--- start EXERCISE MATERIAL ---

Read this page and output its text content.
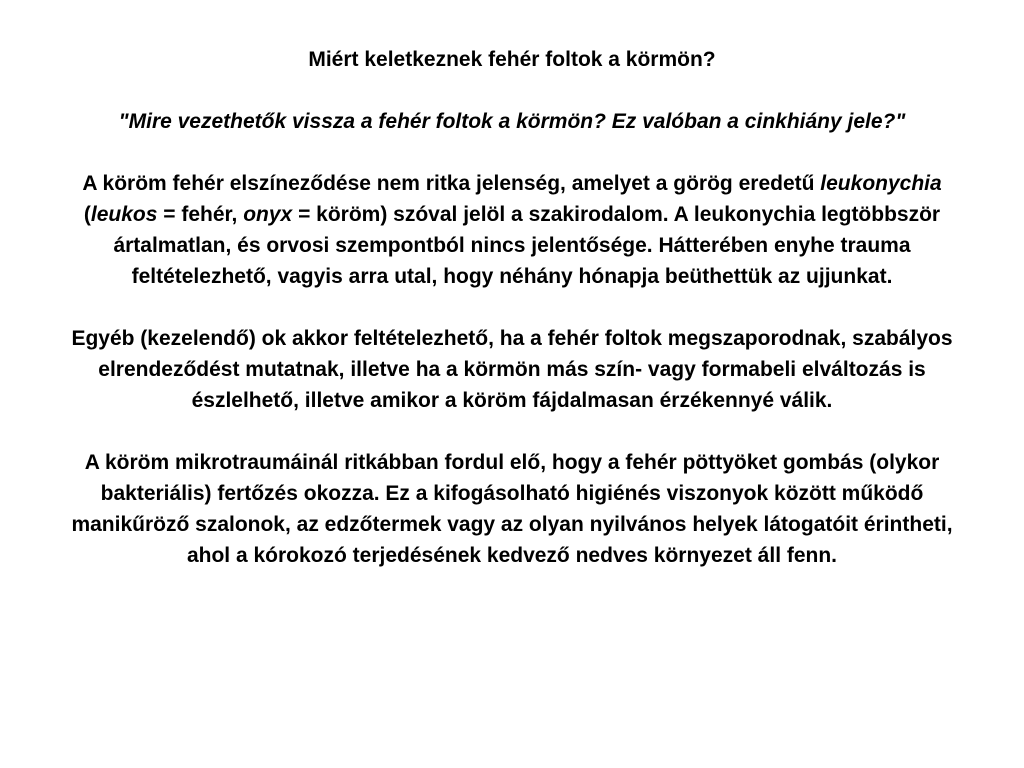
Miért keletkeznek fehér foltok a körmön?

"Mire vezethetők vissza a fehér foltok a körmön? Ez valóban a cinkhiány jele?"

A köröm fehér elszíneződése nem ritka jelenség, amelyet a görög eredetű leukonychia (leukos = fehér, onyx = köröm) szóval jelöl a szakirodalom. A leukonychia legtöbbször ártalmatlan, és orvosi szempontból nincs jelentősége. Hátterében enyhe trauma feltételezhető, vagyis arra utal, hogy néhány hónapja beüthettük az ujjunkat.

Egyéb (kezelendő) ok akkor feltételezhető, ha a fehér foltok megszaporodnak, szabályos elrendeződést mutatnak, illetve ha a körmön más szín- vagy formabeli elváltozás is észlelhető, illetve amikor a köröm fájdalmasan érzékennyé válik.

A köröm mikrotraumáinál ritkábban fordul elő, hogy a fehér pöttyöket gombás (olykor bakteriális) fertőzés okozza. Ez a kifogásolható higiénés viszonyok között működő manikűröző szalonok, az edzőtermek vagy az olyan nyilvános helyek látogatóit érintheti, ahol a kórokozó terjedésének kedvező nedves környezet áll fenn.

--- end EXERCISE MATERIAL ---

(WHAT THE TASK REQUIRES)
Go through the listing above and write it all out exactly, leaving out any picture.

(ANSWER FOR THE TASK)
Read this page and output its text content.
Miért keletkeznek fehér foltok a körmön?

"Mire vezethetők vissza a fehér foltok a körmön? Ez valóban a cinkhiány jele?"

A köröm fehér elszíneződése nem ritka jelenség, amelyet a görög eredetű leukonychia (leukos = fehér, onyx = köröm) szóval jelöl a szakirodalom. A leukonychia legtöbbször ártalmatlan, és orvosi szempontból nincs jelentősége. Hátterében enyhe trauma feltételezhető, vagyis arra utal, hogy néhány hónapja beüthettük az ujjunkat.

Egyéb (kezelendő) ok akkor feltételezhető, ha a fehér foltok megszaporodnak, szabályos elrendeződést mutatnak, illetve ha a körmön más szín- vagy formabeli elváltozás is észlelhető, illetve amikor a köröm fájdalmasan érzékennyé válik.

A köröm mikrotraumáinál ritkábban fordul elő, hogy a fehér pöttyöket gombás (olykor bakteriális) fertőzés okozza. Ez a kifogásolható higiénés viszonyok között működő manikűröző szalonok, az edzőtermek vagy az olyan nyilvános helyek látogatóit érintheti, ahol a kórokozó terjedésének kedvező nedves környezet áll fenn.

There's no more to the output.